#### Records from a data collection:
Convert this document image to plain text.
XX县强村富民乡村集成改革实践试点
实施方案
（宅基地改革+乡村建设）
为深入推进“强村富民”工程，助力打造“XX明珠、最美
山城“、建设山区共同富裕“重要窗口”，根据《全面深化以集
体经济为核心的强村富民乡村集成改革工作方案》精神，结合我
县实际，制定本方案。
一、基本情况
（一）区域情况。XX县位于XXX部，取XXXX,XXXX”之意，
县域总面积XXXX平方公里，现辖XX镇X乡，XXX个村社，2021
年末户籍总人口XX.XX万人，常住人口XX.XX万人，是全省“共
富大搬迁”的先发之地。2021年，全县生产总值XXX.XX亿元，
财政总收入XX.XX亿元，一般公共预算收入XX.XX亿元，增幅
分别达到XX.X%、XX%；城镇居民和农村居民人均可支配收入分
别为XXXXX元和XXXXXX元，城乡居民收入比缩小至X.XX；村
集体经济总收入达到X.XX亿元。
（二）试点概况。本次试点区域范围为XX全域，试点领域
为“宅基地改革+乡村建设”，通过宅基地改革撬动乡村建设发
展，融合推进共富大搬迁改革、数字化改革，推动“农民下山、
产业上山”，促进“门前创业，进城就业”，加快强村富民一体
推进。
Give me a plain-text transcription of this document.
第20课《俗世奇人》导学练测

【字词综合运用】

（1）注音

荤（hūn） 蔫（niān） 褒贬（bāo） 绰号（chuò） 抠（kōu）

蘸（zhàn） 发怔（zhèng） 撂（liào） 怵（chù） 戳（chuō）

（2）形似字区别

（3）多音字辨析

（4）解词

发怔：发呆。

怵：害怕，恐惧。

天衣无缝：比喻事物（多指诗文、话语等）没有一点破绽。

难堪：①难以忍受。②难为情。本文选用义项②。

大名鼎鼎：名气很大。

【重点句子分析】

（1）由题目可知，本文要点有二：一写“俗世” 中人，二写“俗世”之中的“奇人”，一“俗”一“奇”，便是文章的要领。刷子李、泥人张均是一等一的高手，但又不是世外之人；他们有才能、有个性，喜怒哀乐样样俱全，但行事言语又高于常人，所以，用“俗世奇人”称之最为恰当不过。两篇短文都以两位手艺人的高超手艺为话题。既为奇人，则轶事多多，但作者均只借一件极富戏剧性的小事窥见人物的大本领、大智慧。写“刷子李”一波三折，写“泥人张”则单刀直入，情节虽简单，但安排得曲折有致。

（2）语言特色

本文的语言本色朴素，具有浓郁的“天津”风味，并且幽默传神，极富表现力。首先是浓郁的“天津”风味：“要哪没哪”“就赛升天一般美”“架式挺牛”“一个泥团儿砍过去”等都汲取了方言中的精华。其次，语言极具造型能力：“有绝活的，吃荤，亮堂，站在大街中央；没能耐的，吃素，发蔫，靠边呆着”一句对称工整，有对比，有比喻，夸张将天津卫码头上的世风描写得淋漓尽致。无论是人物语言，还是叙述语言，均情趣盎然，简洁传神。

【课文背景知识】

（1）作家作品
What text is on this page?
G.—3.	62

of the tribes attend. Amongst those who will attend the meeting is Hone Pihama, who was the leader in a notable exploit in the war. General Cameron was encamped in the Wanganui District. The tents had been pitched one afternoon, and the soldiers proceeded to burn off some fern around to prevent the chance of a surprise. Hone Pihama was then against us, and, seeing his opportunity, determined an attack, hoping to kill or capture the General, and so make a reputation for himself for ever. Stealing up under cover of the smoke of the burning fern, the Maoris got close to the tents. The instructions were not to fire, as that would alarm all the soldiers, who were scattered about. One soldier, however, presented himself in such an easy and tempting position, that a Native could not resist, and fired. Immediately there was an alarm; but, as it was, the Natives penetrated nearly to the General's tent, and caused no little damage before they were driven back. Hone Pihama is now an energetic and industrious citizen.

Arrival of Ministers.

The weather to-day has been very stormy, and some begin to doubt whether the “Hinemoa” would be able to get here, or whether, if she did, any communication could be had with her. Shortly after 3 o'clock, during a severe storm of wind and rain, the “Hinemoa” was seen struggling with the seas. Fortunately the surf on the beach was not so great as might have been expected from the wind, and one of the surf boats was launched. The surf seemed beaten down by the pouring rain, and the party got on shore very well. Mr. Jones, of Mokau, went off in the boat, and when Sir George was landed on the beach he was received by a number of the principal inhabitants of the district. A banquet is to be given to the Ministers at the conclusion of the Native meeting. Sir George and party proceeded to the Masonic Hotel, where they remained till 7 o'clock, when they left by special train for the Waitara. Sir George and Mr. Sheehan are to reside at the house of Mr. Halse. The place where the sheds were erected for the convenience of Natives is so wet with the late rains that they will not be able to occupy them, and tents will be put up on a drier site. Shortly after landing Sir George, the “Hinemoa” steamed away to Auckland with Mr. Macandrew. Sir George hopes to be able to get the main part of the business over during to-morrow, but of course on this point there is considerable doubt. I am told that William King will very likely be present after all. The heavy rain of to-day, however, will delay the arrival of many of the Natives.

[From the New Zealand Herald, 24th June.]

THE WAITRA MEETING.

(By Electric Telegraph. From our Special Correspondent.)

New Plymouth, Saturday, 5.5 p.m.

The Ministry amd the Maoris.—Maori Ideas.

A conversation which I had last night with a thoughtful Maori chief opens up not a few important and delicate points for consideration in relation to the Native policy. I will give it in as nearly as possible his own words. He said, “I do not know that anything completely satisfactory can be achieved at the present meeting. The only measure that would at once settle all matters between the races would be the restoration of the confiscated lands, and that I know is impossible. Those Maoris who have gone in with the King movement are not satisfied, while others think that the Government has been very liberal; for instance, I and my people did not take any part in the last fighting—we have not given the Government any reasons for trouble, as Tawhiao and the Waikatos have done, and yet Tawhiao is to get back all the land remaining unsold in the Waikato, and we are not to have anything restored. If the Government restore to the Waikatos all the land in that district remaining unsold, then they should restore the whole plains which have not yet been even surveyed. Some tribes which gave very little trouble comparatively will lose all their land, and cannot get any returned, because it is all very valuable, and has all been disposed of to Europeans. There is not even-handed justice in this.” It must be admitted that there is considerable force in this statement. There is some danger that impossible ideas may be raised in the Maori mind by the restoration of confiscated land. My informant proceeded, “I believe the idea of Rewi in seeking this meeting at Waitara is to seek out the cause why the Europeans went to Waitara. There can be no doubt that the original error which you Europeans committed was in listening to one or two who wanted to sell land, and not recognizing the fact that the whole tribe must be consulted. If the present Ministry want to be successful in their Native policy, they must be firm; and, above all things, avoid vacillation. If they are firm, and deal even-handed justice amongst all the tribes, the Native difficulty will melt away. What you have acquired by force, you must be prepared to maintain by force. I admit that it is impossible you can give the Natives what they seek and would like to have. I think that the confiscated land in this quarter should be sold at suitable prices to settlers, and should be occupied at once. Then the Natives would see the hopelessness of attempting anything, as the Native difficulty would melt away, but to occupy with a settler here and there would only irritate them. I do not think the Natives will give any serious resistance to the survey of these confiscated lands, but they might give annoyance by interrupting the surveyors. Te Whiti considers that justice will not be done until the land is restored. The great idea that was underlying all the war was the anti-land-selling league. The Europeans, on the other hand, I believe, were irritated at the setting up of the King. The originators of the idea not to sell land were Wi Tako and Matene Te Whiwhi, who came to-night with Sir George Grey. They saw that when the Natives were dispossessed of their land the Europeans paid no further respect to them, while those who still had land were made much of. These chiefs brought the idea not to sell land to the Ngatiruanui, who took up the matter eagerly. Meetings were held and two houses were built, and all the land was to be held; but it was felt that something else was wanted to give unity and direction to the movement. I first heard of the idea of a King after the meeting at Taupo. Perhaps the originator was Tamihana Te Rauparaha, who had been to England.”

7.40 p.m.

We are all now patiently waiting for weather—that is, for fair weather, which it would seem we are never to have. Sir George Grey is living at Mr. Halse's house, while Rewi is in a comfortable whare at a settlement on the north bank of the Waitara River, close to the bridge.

#### TASK PROMPT:
Scan the data for the word "俗世奇人" and copy every line where it shows up.

#### OUTPUT FOR THIS TASK:
第20课《俗世奇人》导学练测
（1）由题目可知，本文要点有二：一写“俗世” 中人，二写“俗世”之中的“奇人”，一“俗”一“奇”，便是文章的要领。刷子李、泥人张均是一等一的高手，但又不是世外之人；他们有才能、有个性，喜怒哀乐样样俱全，但行事言语又高于常人，所以，用“俗世奇人”称之最为恰当不过。两篇短文都以两位手艺人的高超手艺为话题。既为奇人，则轶事多多，但作者均只借一件极富戏剧性的小事窥见人物的大本领、大智慧。写“刷子李”一波三折，写“泥人张”则单刀直入，情节虽简单，但安排得曲折有致。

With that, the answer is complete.